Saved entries
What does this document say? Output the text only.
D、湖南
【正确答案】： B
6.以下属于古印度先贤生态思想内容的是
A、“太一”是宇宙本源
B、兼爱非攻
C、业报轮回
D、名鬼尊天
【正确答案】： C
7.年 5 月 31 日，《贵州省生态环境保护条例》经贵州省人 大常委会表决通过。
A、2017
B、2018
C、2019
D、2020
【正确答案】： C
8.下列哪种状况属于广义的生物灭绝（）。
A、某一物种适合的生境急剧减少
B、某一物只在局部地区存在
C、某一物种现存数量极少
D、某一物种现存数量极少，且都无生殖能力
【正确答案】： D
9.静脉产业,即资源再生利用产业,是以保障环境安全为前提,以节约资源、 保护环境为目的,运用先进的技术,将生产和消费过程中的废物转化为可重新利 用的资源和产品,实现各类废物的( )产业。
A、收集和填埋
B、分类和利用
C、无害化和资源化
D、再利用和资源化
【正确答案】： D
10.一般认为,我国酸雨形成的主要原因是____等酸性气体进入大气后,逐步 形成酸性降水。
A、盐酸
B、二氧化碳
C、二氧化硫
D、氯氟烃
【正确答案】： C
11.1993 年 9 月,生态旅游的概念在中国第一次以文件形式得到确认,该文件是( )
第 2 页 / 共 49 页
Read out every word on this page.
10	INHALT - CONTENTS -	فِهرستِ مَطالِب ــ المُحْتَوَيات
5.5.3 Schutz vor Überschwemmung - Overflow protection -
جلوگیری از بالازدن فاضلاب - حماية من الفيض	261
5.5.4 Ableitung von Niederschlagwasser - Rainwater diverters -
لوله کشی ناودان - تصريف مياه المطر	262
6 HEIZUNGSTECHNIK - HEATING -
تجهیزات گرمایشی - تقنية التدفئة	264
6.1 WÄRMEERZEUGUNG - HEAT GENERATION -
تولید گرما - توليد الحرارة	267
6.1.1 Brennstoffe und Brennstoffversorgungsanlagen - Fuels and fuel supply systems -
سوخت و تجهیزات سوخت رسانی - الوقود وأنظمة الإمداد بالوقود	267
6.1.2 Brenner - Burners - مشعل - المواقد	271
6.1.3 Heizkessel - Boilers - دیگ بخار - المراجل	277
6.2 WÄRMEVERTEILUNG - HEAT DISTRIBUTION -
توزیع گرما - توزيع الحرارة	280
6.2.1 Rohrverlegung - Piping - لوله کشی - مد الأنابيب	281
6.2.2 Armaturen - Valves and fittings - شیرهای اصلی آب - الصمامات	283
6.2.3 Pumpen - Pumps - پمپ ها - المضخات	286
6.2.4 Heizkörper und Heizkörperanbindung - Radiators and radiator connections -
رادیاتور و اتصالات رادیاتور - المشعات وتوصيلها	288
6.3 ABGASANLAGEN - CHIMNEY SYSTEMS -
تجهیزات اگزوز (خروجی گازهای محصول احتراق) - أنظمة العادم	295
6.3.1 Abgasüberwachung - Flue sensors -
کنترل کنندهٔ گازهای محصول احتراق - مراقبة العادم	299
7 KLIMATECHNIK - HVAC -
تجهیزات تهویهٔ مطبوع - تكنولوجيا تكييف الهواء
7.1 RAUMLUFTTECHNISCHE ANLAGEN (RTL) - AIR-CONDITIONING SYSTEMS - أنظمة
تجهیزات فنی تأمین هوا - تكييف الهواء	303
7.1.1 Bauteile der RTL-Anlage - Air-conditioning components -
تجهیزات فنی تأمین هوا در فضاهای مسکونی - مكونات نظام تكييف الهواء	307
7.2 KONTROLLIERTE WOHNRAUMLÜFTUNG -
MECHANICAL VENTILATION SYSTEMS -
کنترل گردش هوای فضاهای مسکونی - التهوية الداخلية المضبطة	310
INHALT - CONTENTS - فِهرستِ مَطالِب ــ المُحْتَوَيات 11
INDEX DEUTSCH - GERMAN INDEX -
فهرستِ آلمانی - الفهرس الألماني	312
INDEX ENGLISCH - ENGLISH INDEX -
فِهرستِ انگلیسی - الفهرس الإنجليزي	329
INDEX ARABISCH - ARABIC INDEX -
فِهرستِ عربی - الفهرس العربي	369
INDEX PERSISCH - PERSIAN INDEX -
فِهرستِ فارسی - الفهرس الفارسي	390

* TASK BRIEF *
Look over the records above and copy each line that includes the string "this".

* RESPONSE TO THE EXERCISE *
What does this document say? Output the text only.
Read out every word on this page.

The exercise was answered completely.